:: MATERIAL SUPPLIED ::
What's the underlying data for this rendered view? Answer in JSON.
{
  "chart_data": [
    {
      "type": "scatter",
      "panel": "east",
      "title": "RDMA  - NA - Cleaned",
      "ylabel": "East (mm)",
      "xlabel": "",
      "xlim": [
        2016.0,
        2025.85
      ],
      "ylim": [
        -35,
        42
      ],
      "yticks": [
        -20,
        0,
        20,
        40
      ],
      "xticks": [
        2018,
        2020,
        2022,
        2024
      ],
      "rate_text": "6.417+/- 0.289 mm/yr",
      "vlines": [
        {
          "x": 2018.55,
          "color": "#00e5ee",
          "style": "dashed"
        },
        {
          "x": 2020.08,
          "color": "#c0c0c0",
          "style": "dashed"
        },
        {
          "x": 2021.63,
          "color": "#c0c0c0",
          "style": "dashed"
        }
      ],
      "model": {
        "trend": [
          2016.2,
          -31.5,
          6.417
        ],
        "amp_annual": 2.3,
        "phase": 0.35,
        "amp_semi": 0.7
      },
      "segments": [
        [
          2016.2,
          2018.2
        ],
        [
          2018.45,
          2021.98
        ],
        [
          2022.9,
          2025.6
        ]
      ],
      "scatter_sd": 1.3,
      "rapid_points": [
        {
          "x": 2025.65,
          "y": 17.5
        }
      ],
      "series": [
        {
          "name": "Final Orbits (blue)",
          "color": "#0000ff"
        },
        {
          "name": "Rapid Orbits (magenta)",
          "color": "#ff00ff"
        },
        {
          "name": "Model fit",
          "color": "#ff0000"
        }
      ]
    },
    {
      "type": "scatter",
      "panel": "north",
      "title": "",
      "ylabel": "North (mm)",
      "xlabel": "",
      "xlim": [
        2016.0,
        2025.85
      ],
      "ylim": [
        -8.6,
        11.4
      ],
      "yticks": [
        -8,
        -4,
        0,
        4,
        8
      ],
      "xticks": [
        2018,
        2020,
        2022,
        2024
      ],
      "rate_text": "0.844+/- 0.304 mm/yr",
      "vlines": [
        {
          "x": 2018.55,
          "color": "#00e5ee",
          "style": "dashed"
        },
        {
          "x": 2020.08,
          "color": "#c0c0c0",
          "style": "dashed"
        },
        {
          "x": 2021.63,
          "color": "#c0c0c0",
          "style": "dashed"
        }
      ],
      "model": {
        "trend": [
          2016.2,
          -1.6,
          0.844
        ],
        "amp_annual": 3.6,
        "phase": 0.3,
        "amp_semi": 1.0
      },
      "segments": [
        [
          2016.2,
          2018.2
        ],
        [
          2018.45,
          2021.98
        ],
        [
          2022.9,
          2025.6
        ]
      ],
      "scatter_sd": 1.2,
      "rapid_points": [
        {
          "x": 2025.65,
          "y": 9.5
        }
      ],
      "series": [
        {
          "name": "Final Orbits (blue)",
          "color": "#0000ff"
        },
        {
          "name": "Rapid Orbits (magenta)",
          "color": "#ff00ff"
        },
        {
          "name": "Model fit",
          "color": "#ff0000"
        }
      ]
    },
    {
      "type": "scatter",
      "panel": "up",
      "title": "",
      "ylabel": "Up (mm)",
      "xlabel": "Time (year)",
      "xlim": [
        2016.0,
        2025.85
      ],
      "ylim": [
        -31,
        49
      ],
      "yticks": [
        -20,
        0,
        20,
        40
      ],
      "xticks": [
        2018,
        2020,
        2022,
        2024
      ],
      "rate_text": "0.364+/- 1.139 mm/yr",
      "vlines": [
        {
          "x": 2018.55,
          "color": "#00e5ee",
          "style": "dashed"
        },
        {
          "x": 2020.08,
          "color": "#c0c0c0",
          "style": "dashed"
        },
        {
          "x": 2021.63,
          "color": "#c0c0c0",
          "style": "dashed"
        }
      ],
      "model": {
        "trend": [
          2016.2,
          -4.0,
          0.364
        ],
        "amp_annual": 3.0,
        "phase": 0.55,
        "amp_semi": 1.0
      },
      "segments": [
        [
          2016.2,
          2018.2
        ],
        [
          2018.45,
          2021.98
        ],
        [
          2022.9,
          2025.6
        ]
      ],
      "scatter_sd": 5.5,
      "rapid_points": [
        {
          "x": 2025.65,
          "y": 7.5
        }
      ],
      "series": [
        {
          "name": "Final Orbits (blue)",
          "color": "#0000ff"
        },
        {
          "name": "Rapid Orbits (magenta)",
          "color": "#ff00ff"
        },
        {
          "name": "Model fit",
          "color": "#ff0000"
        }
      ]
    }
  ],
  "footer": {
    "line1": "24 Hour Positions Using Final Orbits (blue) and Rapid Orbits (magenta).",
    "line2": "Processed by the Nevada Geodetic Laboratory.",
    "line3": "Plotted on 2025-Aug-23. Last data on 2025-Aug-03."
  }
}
:::
■ **TASK BRIEF**
Retype all of the material, keeping each line exact.

■ **RESPONSE TO THE EXERCISE**
What's the underlying data for this rendered view? Answer in JSON.
{
  "chart_data": [
    {
      "type": "scatter",
      "panel": "east",
      "title": "RDMA  - NA - Cleaned",
      "ylabel": "East (mm)",
      "xlabel": "",
      "xlim": [
        2016.0,
        2025.85
      ],
      "ylim": [
        -35,
        42
      ],
      "yticks": [
        -20,
        0,
        20,
        40
      ],
      "xticks": [
        2018,
        2020,
        2022,
        2024
      ],
      "rate_text": "6.417+/- 0.289 mm/yr",
      "vlines": [
        {
          "x": 2018.55,
          "color": "#00e5ee",
          "style": "dashed"
        },
        {
          "x": 2020.08,
          "color": "#c0c0c0",
          "style": "dashed"
        },
        {
          "x": 2021.63,
          "color": "#c0c0c0",
          "style": "dashed"
        }
      ],
      "model": {
        "trend": [
          2016.2,
          -31.5,
          6.417
        ],
        "amp_annual": 2.3,
        "phase": 0.35,
        "amp_semi": 0.7
      },
      "segments": [
        [
          2016.2,
          2018.2
        ],
        [
          2018.45,
          2021.98
        ],
        [
          2022.9,
          2025.6
        ]
      ],
      "scatter_sd": 1.3,
      "rapid_points": [
        {
          "x": 2025.65,
          "y": 17.5
        }
      ],
      "series": [
        {
          "name": "Final Orbits (blue)",
          "color": "#0000ff"
        },
        {
          "name": "Rapid Orbits (magenta)",
          "color": "#ff00ff"
        },
        {
          "name": "Model fit",
          "color": "#ff0000"
        }
      ]
    },
    {
      "type": "scatter",
      "panel": "north",
      "title": "",
      "ylabel": "North (mm)",
      "xlabel": "",
      "xlim": [
        2016.0,
        2025.85
      ],
      "ylim": [
        -8.6,
        11.4
      ],
      "yticks": [
        -8,
        -4,
        0,
        4,
        8
      ],
      "xticks": [
        2018,
        2020,
        2022,
        2024
      ],
      "rate_text": "0.844+/- 0.304 mm/yr",
      "vlines": [
        {
          "x": 2018.55,
          "color": "#00e5ee",
          "style": "dashed"
        },
        {
          "x": 2020.08,
          "color": "#c0c0c0",
          "style": "dashed"
        },
        {
          "x": 2021.63,
          "color": "#c0c0c0",
          "style": "dashed"
        }
      ],
      "model": {
        "trend": [
          2016.2,
          -1.6,
          0.844
        ],
        "amp_annual": 3.6,
        "phase": 0.3,
        "amp_semi": 1.0
      },
      "segments": [
        [
          2016.2,
          2018.2
        ],
        [
          2018.45,
          2021.98
        ],
        [
          2022.9,
          2025.6
        ]
      ],
      "scatter_sd": 1.2,
      "rapid_points": [
        {
          "x": 2025.65,
          "y": 9.5
        }
      ],
      "series": [
        {
          "name": "Final Orbits (blue)",
          "color": "#0000ff"
        },
        {
          "name": "Rapid Orbits (magenta)",
          "color": "#ff00ff"
        },
        {
          "name": "Model fit",
          "color": "#ff0000"
        }
      ]
    },
    {
      "type": "scatter",
      "panel": "up",
      "title": "",
      "ylabel": "Up (mm)",
      "xlabel": "Time (year)",
      "xlim": [
        2016.0,
        2025.85
      ],
      "ylim": [
        -31,
        49
      ],
      "yticks": [
        -20,
        0,
        20,
        40
      ],
      "xticks": [
        2018,
        2020,
        2022,
        2024
      ],
      "rate_text": "0.364+/- 1.139 mm/yr",
      "vlines": [
        {
          "x": 2018.55,
          "color": "#00e5ee",
          "style": "dashed"
        },
        {
          "x": 2020.08,
          "color": "#c0c0c0",
          "style": "dashed"
        },
        {
          "x": 2021.63,
          "color": "#c0c0c0",
          "style": "dashed"
        }
      ],
      "model": {
        "trend": [
          2016.2,
          -4.0,
          0.364
        ],
        "amp_annual": 3.0,
        "phase": 0.55,
        "amp_semi": 1.0
      },
      "segments": [
        [
          2016.2,
          2018.2
        ],
        [
          2018.45,
          2021.98
        ],
        [
          2022.9,
          2025.6
        ]
      ],
      "scatter_sd": 5.5,
      "rapid_points": [
        {
          "x": 2025.65,
          "y": 7.5
        }
      ],
      "series": [
        {
          "name": "Final Orbits (blue)",
          "color": "#0000ff"
        },
        {
          "name": "Rapid Orbits (magenta)",
          "color": "#ff00ff"
        },
        {
          "name": "Model fit",
          "color": "#ff0000"
        }
      ]
    }
  ],
  "footer": {
    "line1": "24 Hour Positions Using Final Orbits (blue) and Rapid Orbits (magenta).",
    "line2": "Processed by the Nevada Geodetic Laboratory.",
    "line3": "Plotted on 2025-Aug-23. Last data on 2025-Aug-03."
  }
}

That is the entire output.